**What is required**. Each line of the data that includes the string "Global" is to be copied out.

**Extracted material**.
########################################

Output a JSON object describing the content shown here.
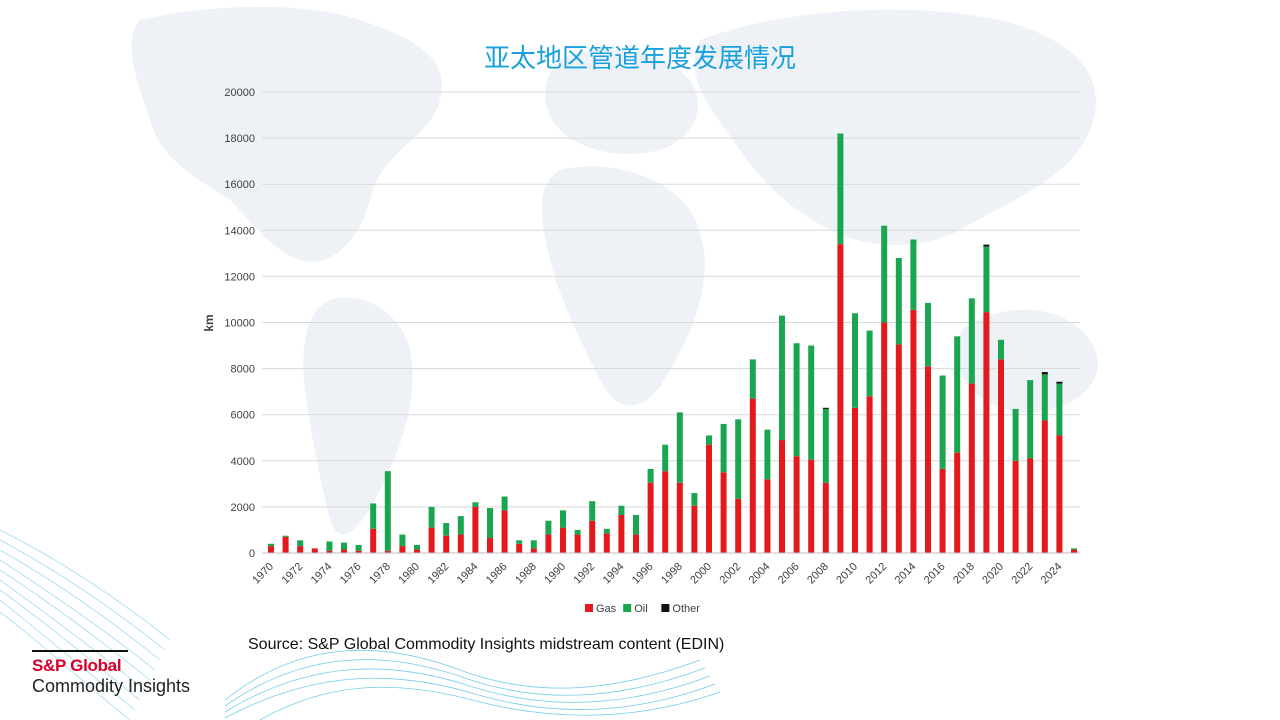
{
  "slide": {
    "title": "亚太地区管道年度发展情况",
    "source": "Source: S&P Global Commodity Insights midstream content (EDIN)"
  },
  "logo": {
    "line1": "S&P Global",
    "line2": "Commodity Insights"
  },
  "colors": {
    "title": "#1aa1dd",
    "gas": "#e31a1c",
    "oil": "#1aa650",
    "other": "#111111",
    "logo_red": "#d6002a"
  },
  "chart_data": {
    "type": "bar",
    "stacked": true,
    "title": "",
    "xlabel": "",
    "ylabel": "km",
    "ylim": [
      0,
      20000
    ],
    "yticks": [
      0,
      2000,
      4000,
      6000,
      8000,
      10000,
      12000,
      14000,
      16000,
      18000,
      20000
    ],
    "x_tick_labels": [
      "1970",
      "1972",
      "1974",
      "1976",
      "1978",
      "1980",
      "1982",
      "1984",
      "1986",
      "1988",
      "1990",
      "1992",
      "1994",
      "1996",
      "1998",
      "2000",
      "2002",
      "2004",
      "2006",
      "2008",
      "2010",
      "2012",
      "2014",
      "2016",
      "2018",
      "2020",
      "2022",
      "2024"
    ],
    "grid": true,
    "legend_position": "bottom",
    "categories": [
      "1970",
      "1971",
      "1972",
      "1973",
      "1974",
      "1975",
      "1976",
      "1977",
      "1978",
      "1979",
      "1980",
      "1981",
      "1982",
      "1983",
      "1984",
      "1985",
      "1986",
      "1987",
      "1988",
      "1989",
      "1990",
      "1991",
      "1992",
      "1993",
      "1994",
      "1995",
      "1996",
      "1997",
      "1998",
      "1999",
      "2000",
      "2001",
      "2002",
      "2003",
      "2004",
      "2005",
      "2006",
      "2007",
      "2008",
      "2009",
      "2010",
      "2011",
      "2012",
      "2013",
      "2014",
      "2015",
      "2016",
      "2017",
      "2018",
      "2019",
      "2020",
      "2021",
      "2022",
      "2023",
      "2024",
      "2025"
    ],
    "series": [
      {
        "name": "Gas",
        "color": "#e31a1c",
        "values": [
          300,
          700,
          300,
          200,
          100,
          150,
          100,
          1050,
          100,
          300,
          150,
          1100,
          750,
          800,
          2000,
          650,
          1850,
          400,
          200,
          800,
          1100,
          800,
          1400,
          850,
          1650,
          800,
          3050,
          3550,
          3050,
          2050,
          4700,
          3500,
          2350,
          6700,
          3200,
          4900,
          4200,
          4050,
          3050,
          13400,
          6300,
          6800,
          10000,
          9050,
          10550,
          8100,
          3650,
          4350,
          7350,
          10450,
          8400,
          4000,
          4100,
          5750,
          5100,
          150
        ]
      },
      {
        "name": "Oil",
        "color": "#1aa650",
        "values": [
          100,
          50,
          250,
          0,
          400,
          300,
          250,
          1100,
          3450,
          500,
          200,
          900,
          550,
          800,
          200,
          1300,
          600,
          150,
          350,
          600,
          750,
          200,
          850,
          200,
          400,
          850,
          600,
          1150,
          3050,
          550,
          400,
          2100,
          3450,
          1700,
          2150,
          5400,
          4900,
          4950,
          3200,
          4800,
          4100,
          2850,
          4200,
          3750,
          3050,
          2750,
          4050,
          5050,
          3700,
          2850,
          850,
          2250,
          3400,
          2000,
          2250,
          50
        ]
      },
      {
        "name": "Other",
        "color": "#111111",
        "values": [
          0,
          0,
          0,
          0,
          0,
          0,
          0,
          0,
          0,
          0,
          0,
          0,
          0,
          0,
          0,
          0,
          0,
          0,
          0,
          0,
          0,
          0,
          0,
          0,
          0,
          0,
          0,
          0,
          0,
          0,
          0,
          0,
          0,
          0,
          0,
          0,
          0,
          0,
          50,
          0,
          0,
          0,
          0,
          0,
          0,
          0,
          0,
          0,
          0,
          80,
          0,
          0,
          0,
          100,
          80,
          0
        ]
      }
    ]
  }
}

########################################

**Answer to the exercise**.
    "source": "Source: S&P Global Commodity Insights midstream content (EDIN)"
    "line1": "S&P Global",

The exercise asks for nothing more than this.